[START RECORDS PROVIDED]

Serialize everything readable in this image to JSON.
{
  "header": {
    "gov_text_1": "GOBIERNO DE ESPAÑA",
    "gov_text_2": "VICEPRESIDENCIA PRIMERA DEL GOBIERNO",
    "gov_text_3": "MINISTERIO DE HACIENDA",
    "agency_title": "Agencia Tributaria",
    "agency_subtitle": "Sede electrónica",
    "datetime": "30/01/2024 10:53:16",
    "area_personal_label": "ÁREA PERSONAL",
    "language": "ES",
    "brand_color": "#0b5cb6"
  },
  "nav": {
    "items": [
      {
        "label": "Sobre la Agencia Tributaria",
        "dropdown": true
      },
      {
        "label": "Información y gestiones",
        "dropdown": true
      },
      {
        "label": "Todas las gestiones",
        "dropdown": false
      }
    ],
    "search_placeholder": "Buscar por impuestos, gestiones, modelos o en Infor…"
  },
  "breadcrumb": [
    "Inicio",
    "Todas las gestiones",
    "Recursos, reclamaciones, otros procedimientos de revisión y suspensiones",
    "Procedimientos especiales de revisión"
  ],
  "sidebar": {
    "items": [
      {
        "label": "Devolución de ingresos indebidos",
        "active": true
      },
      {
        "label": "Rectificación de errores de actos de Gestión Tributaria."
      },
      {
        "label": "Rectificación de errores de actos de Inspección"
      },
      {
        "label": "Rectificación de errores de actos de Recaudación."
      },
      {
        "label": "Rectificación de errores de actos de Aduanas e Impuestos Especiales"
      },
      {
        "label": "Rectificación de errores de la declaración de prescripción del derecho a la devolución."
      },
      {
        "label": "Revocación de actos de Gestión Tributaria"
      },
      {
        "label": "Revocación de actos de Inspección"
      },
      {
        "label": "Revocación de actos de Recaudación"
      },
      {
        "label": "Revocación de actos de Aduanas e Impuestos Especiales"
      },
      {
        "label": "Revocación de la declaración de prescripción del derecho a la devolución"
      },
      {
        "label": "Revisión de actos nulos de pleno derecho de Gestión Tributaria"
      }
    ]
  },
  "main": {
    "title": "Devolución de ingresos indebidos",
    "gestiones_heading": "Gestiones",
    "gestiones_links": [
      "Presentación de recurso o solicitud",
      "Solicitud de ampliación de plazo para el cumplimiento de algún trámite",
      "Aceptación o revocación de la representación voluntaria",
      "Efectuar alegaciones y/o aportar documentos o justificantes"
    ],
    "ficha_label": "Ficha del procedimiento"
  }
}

[END RECORDS PROVIDED]

WHAT TO PRODUCE:
Where a line holds the string "GOBIERNO", copy that line.

FINAL ANSWER:
    "gov_text_1": "GOBIERNO DE ESPAÑA",
    "gov_text_2": "VICEPRESIDENCIA PRIMERA DEL GOBIERNO",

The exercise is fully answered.